(AIM) Copy the records below exactly as they appear.

BEGIN TASK INPUT

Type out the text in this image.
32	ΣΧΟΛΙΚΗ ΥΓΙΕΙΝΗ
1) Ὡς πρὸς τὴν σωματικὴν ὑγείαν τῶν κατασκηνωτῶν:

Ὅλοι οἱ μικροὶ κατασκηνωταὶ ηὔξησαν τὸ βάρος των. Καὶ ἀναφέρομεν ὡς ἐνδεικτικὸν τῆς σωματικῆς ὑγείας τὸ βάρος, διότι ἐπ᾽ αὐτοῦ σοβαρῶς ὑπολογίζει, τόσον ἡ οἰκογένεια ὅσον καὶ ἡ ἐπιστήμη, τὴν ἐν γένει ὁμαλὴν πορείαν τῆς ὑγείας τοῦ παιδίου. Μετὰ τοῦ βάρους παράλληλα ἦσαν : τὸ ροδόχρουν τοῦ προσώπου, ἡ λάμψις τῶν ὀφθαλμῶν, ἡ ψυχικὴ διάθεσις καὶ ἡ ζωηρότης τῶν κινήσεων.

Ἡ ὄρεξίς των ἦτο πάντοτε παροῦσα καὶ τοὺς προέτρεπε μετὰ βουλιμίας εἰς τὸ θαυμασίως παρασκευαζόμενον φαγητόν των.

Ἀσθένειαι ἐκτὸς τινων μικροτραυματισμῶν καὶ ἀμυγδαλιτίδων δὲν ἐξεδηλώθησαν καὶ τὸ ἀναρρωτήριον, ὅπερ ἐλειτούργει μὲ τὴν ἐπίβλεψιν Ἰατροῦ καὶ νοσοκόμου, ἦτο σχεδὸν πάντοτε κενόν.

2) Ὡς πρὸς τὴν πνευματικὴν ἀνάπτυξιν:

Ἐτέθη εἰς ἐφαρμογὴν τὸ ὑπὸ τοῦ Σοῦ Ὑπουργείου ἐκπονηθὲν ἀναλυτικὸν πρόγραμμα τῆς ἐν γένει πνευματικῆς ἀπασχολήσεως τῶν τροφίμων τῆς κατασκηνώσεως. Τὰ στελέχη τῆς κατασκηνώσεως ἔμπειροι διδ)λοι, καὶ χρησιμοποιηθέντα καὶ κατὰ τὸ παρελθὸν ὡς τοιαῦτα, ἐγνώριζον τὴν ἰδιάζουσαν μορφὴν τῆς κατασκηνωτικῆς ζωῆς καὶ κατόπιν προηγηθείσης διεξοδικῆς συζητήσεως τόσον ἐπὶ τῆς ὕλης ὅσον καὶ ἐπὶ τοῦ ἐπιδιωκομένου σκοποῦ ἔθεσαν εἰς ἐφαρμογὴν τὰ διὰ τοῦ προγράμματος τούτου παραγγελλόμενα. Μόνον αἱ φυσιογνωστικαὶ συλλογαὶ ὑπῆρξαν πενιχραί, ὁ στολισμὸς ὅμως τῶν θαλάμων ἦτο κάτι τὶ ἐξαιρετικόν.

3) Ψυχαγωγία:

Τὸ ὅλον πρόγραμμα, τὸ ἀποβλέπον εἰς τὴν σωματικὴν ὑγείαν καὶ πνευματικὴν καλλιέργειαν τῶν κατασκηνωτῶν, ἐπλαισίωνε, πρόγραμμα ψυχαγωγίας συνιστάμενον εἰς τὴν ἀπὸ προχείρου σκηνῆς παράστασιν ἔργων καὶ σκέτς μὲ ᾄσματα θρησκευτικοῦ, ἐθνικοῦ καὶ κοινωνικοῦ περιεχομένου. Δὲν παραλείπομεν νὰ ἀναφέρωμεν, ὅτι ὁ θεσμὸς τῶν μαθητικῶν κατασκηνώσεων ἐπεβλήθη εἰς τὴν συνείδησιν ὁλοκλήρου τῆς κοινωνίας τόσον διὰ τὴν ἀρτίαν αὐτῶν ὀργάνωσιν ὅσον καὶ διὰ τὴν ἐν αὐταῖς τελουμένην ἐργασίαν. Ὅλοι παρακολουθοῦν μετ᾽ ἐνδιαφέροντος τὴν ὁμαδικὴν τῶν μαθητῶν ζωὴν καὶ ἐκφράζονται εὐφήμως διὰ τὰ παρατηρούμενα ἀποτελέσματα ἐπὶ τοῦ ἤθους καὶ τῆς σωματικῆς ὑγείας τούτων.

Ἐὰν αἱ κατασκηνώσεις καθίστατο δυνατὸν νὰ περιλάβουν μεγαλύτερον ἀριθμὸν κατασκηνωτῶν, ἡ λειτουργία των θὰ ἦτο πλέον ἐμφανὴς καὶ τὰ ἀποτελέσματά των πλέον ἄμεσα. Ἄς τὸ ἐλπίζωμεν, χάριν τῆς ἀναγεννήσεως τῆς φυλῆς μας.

END TASK INPUT

(RESPONSE TO THIS EXERCISE)
Type out the text in this image.
32	ΣΧΟΛΙΚΗ ΥΓΙΕΙΝΗ
1) Ὡς πρὸς τὴν σωματικὴν ὑγείαν τῶν κατασκηνωτῶν:

Ὅλοι οἱ μικροὶ κατασκηνωταὶ ηὔξησαν τὸ βάρος των. Καὶ ἀναφέρομεν ὡς ἐνδεικτικὸν τῆς σωματικῆς ὑγείας τὸ βάρος, διότι ἐπ᾽ αὐτοῦ σοβαρῶς ὑπολογίζει, τόσον ἡ οἰκογένεια ὅσον καὶ ἡ ἐπιστήμη, τὴν ἐν γένει ὁμαλὴν πορείαν τῆς ὑγείας τοῦ παιδίου. Μετὰ τοῦ βάρους παράλληλα ἦσαν : τὸ ροδόχρουν τοῦ προσώπου, ἡ λάμψις τῶν ὀφθαλμῶν, ἡ ψυχικὴ διάθεσις καὶ ἡ ζωηρότης τῶν κινήσεων.

Ἡ ὄρεξίς των ἦτο πάντοτε παροῦσα καὶ τοὺς προέτρεπε μετὰ βουλιμίας εἰς τὸ θαυμασίως παρασκευαζόμενον φαγητόν των.

Ἀσθένειαι ἐκτὸς τινων μικροτραυματισμῶν καὶ ἀμυγδαλιτίδων δὲν ἐξεδηλώθησαν καὶ τὸ ἀναρρωτήριον, ὅπερ ἐλειτούργει μὲ τὴν ἐπίβλεψιν Ἰατροῦ καὶ νοσοκόμου, ἦτο σχεδὸν πάντοτε κενόν.

2) Ὡς πρὸς τὴν πνευματικὴν ἀνάπτυξιν:

Ἐτέθη εἰς ἐφαρμογὴν τὸ ὑπὸ τοῦ Σοῦ Ὑπουργείου ἐκπονηθὲν ἀναλυτικὸν πρόγραμμα τῆς ἐν γένει πνευματικῆς ἀπασχολήσεως τῶν τροφίμων τῆς κατασκηνώσεως. Τὰ στελέχη τῆς κατασκηνώσεως ἔμπειροι διδ)λοι, καὶ χρησιμοποιηθέντα καὶ κατὰ τὸ παρελθὸν ὡς τοιαῦτα, ἐγνώριζον τὴν ἰδιάζουσαν μορφὴν τῆς κατασκηνωτικῆς ζωῆς καὶ κατόπιν προηγηθείσης διεξοδικῆς συζητήσεως τόσον ἐπὶ τῆς ὕλης ὅσον καὶ ἐπὶ τοῦ ἐπιδιωκομένου σκοποῦ ἔθεσαν εἰς ἐφαρμογὴν τὰ διὰ τοῦ προγράμματος τούτου παραγγελλόμενα. Μόνον αἱ φυσιογνωστικαὶ συλλογαὶ ὑπῆρξαν πενιχραί, ὁ στολισμὸς ὅμως τῶν θαλάμων ἦτο κάτι τὶ ἐξαιρετικόν.

3) Ψυχαγωγία:

Τὸ ὅλον πρόγραμμα, τὸ ἀποβλέπον εἰς τὴν σωματικὴν ὑγείαν καὶ πνευματικὴν καλλιέργειαν τῶν κατασκηνωτῶν, ἐπλαισίωνε, πρόγραμμα ψυχαγωγίας συνιστάμενον εἰς τὴν ἀπὸ προχείρου σκηνῆς παράστασιν ἔργων καὶ σκέτς μὲ ᾄσματα θρησκευτικοῦ, ἐθνικοῦ καὶ κοινωνικοῦ περιεχομένου. Δὲν παραλείπομεν νὰ ἀναφέρωμεν, ὅτι ὁ θεσμὸς τῶν μαθητικῶν κατασκηνώσεων ἐπεβλήθη εἰς τὴν συνείδησιν ὁλοκλήρου τῆς κοινωνίας τόσον διὰ τὴν ἀρτίαν αὐτῶν ὀργάνωσιν ὅσον καὶ διὰ τὴν ἐν αὐταῖς τελουμένην ἐργασίαν. Ὅλοι παρακολουθοῦν μετ᾽ ἐνδιαφέροντος τὴν ὁμαδικὴν τῶν μαθητῶν ζωὴν καὶ ἐκφράζονται εὐφήμως διὰ τὰ παρατηρούμενα ἀποτελέσματα ἐπὶ τοῦ ἤθους καὶ τῆς σωματικῆς ὑγείας τούτων.

Ἐὰν αἱ κατασκηνώσεις καθίστατο δυνατὸν νὰ περιλάβουν μεγαλύτερον ἀριθμὸν κατασκηνωτῶν, ἡ λειτουργία των θὰ ἦτο πλέον ἐμφανὴς καὶ τὰ ἀποτελέσματά των πλέον ἄμεσα. Ἄς τὸ ἐλπίζωμεν, χάριν τῆς ἀναγεννήσεως τῆς φυλῆς μας.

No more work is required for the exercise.